▸ Requirements: Collect every line of the records below that contains the word "Median".

▸ Input material:
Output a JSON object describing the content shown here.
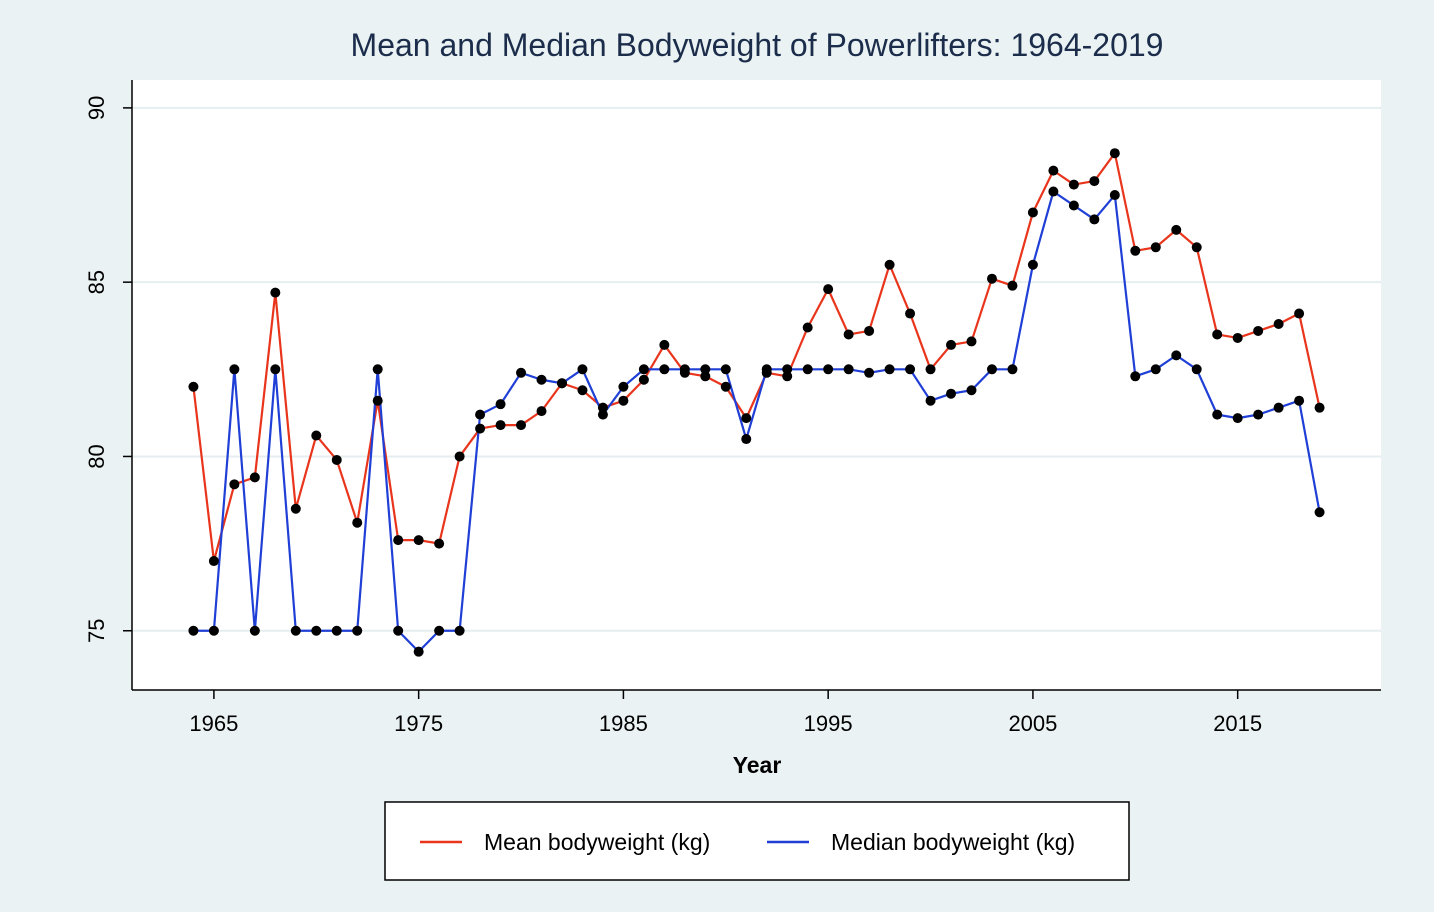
{
  "chart_data": {
    "type": "line",
    "title": "Mean and Median Bodyweight of Powerlifters: 1964-2019",
    "xlabel": "Year",
    "ylabel": "",
    "xlim": [
      1961,
      2022
    ],
    "ylim": [
      73.3,
      90.8
    ],
    "xticks": [
      1965,
      1975,
      1985,
      1995,
      2005,
      2015
    ],
    "yticks": [
      75,
      80,
      85,
      90
    ],
    "grid": true,
    "legend_position": "bottom",
    "x": [
      1964,
      1965,
      1966,
      1967,
      1968,
      1969,
      1970,
      1971,
      1972,
      1973,
      1974,
      1975,
      1976,
      1977,
      1978,
      1979,
      1980,
      1981,
      1982,
      1983,
      1984,
      1985,
      1986,
      1987,
      1988,
      1989,
      1990,
      1991,
      1992,
      1993,
      1994,
      1995,
      1996,
      1997,
      1998,
      1999,
      2000,
      2001,
      2002,
      2003,
      2004,
      2005,
      2006,
      2007,
      2008,
      2009,
      2010,
      2011,
      2012,
      2013,
      2014,
      2015,
      2016,
      2017,
      2018,
      2019
    ],
    "series": [
      {
        "name": "Mean bodyweight (kg)",
        "color": "#e8351c",
        "values": [
          82.0,
          77.0,
          79.2,
          79.4,
          84.7,
          78.5,
          80.6,
          79.9,
          78.1,
          81.6,
          77.6,
          77.6,
          77.5,
          80.0,
          80.8,
          80.9,
          80.9,
          81.3,
          82.1,
          81.9,
          81.4,
          81.6,
          82.2,
          83.2,
          82.4,
          82.3,
          82.0,
          81.1,
          82.4,
          82.3,
          83.7,
          84.8,
          83.5,
          83.6,
          85.5,
          84.1,
          82.5,
          83.2,
          83.3,
          85.1,
          84.9,
          87.0,
          88.2,
          87.8,
          87.9,
          88.7,
          85.9,
          86.0,
          86.5,
          86.0,
          83.5,
          83.4,
          83.6,
          83.8,
          84.1,
          81.4
        ]
      },
      {
        "name": "Median bodyweight (kg)",
        "color": "#1f3fd6",
        "values": [
          75.0,
          75.0,
          82.5,
          75.0,
          82.5,
          75.0,
          75.0,
          75.0,
          75.0,
          82.5,
          75.0,
          74.4,
          75.0,
          75.0,
          81.2,
          81.5,
          82.4,
          82.2,
          82.1,
          82.5,
          81.2,
          82.0,
          82.5,
          82.5,
          82.5,
          82.5,
          82.5,
          80.5,
          82.5,
          82.5,
          82.5,
          82.5,
          82.5,
          82.4,
          82.5,
          82.5,
          81.6,
          81.8,
          81.9,
          82.5,
          82.5,
          85.5,
          87.6,
          87.2,
          86.8,
          87.5,
          82.3,
          82.5,
          82.9,
          82.5,
          81.2,
          81.1,
          81.2,
          81.4,
          81.6,
          78.4
        ]
      }
    ]
  }
}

▸ Complete response:
    "title": "Mean and Median Bodyweight of Powerlifters: 1964-2019",
        "name": "Median bodyweight (kg)",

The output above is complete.